● **Description of the task**: Lines containing the word "Farmasi" are to be located and copied.

Some records:
>> START

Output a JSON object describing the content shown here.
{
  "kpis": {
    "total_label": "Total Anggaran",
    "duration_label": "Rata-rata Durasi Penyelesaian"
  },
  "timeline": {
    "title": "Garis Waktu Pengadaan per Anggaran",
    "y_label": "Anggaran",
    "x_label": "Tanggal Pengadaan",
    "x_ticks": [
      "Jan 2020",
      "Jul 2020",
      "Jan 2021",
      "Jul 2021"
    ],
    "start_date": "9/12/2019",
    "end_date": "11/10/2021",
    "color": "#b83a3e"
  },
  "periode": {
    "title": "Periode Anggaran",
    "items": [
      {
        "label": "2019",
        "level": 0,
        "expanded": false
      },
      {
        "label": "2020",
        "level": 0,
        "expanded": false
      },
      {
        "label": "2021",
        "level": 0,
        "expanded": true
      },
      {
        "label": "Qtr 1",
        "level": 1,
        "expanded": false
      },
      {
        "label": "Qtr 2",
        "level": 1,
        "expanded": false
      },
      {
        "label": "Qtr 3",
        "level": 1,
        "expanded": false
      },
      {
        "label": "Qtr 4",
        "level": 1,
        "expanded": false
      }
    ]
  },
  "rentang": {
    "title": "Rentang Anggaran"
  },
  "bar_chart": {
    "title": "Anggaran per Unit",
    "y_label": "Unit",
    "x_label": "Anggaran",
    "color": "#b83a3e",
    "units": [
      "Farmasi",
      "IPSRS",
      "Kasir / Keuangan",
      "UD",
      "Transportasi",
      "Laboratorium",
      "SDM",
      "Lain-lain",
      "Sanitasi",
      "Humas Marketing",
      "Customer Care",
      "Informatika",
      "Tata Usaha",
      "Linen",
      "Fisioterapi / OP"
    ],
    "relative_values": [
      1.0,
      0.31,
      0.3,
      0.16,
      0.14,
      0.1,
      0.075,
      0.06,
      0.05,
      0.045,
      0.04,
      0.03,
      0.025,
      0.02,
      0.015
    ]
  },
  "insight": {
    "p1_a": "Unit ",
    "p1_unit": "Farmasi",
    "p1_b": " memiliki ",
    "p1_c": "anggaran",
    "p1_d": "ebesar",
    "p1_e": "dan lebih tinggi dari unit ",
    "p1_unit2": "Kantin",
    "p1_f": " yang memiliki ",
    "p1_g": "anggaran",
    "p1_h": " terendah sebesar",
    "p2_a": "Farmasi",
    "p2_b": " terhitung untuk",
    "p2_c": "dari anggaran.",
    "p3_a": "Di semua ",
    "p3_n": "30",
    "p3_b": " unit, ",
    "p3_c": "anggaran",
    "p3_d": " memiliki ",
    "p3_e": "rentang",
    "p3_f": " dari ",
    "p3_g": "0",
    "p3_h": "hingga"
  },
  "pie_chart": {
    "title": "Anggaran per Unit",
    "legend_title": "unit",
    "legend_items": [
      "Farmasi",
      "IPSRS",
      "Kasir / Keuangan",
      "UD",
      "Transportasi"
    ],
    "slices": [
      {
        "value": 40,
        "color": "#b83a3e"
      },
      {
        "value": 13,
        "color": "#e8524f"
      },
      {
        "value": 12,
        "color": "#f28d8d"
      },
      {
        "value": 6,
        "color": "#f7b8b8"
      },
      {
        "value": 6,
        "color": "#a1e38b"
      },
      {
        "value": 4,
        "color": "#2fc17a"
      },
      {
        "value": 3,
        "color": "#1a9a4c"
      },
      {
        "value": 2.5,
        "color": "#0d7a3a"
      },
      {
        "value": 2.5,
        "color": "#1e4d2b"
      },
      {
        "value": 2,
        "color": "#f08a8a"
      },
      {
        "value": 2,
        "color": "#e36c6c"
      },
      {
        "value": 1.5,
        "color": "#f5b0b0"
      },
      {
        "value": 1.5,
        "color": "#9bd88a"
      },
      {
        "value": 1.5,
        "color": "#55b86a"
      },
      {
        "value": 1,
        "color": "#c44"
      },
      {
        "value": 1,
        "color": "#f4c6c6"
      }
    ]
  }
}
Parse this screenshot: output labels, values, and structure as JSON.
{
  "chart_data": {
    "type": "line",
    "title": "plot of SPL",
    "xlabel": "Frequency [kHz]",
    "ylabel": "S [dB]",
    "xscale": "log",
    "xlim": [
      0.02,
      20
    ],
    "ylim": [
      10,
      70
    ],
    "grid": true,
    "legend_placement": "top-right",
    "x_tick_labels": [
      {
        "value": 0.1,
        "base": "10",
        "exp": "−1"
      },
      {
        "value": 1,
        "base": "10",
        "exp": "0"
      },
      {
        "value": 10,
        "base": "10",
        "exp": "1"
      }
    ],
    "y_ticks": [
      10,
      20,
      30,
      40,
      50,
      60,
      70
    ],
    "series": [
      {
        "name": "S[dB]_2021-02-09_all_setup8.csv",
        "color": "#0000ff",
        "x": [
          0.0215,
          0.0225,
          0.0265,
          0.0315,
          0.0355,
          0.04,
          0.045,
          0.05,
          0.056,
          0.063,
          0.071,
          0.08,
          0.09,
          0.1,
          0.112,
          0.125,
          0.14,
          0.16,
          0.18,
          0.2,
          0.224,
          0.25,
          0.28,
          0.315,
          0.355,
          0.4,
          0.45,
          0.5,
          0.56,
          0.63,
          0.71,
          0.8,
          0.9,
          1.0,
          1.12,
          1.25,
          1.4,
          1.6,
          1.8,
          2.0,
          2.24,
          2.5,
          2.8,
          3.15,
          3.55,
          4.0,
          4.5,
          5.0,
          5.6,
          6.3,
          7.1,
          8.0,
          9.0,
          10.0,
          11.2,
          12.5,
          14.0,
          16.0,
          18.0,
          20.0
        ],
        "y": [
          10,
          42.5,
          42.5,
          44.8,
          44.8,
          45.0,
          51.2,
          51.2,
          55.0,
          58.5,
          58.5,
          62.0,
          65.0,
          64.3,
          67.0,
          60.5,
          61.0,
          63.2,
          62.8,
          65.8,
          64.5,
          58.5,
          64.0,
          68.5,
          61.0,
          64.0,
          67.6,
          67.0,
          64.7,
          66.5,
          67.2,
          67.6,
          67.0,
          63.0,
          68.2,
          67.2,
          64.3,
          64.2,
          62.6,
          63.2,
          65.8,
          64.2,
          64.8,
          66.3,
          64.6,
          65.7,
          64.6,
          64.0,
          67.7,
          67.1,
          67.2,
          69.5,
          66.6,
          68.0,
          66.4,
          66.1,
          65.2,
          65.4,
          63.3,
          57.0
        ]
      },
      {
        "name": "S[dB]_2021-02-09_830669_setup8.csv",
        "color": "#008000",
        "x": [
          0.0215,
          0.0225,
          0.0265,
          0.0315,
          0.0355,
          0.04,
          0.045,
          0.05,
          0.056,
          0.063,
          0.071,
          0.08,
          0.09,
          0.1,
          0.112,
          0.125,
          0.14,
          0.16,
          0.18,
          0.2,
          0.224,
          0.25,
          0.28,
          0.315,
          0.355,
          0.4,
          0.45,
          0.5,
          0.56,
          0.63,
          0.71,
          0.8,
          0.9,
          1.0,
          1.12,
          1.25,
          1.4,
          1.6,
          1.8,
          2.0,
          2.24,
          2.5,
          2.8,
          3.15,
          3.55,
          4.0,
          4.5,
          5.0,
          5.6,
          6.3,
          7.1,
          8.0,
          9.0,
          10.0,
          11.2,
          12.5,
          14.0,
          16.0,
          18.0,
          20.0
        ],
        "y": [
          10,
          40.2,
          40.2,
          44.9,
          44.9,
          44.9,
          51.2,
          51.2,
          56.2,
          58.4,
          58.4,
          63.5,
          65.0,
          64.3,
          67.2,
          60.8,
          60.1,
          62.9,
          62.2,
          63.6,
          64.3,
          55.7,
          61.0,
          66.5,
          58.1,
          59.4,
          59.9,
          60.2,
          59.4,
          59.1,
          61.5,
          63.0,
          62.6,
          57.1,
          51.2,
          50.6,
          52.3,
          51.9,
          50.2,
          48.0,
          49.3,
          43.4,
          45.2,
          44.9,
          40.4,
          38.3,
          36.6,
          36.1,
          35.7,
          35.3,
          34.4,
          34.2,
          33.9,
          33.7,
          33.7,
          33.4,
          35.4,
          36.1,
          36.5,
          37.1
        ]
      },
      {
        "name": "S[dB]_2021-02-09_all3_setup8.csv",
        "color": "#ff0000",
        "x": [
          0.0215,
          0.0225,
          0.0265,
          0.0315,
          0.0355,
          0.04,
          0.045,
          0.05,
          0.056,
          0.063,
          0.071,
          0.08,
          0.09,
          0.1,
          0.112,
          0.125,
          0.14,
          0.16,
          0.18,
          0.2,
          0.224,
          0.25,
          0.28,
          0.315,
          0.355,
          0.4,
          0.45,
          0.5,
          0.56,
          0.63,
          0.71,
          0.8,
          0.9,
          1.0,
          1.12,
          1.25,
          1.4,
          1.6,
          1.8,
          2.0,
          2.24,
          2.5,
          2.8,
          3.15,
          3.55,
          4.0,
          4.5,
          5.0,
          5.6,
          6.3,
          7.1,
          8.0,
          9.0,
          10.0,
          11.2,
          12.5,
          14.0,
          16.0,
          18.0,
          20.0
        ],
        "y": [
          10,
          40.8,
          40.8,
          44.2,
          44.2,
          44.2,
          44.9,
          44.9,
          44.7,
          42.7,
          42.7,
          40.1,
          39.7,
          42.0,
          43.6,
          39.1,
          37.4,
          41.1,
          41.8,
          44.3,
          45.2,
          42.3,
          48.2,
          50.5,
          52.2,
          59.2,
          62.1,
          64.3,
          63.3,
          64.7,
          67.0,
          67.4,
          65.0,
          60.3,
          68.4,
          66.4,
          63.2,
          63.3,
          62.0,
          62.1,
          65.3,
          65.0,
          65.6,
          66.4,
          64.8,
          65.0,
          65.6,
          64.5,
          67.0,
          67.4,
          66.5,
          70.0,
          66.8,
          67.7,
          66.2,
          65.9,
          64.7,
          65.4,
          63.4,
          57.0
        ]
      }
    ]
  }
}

>> END

● **Exercise result**:
      "Farmasi",
    "p1_unit": "Farmasi",
    "p2_a": "Farmasi",
      "Farmasi",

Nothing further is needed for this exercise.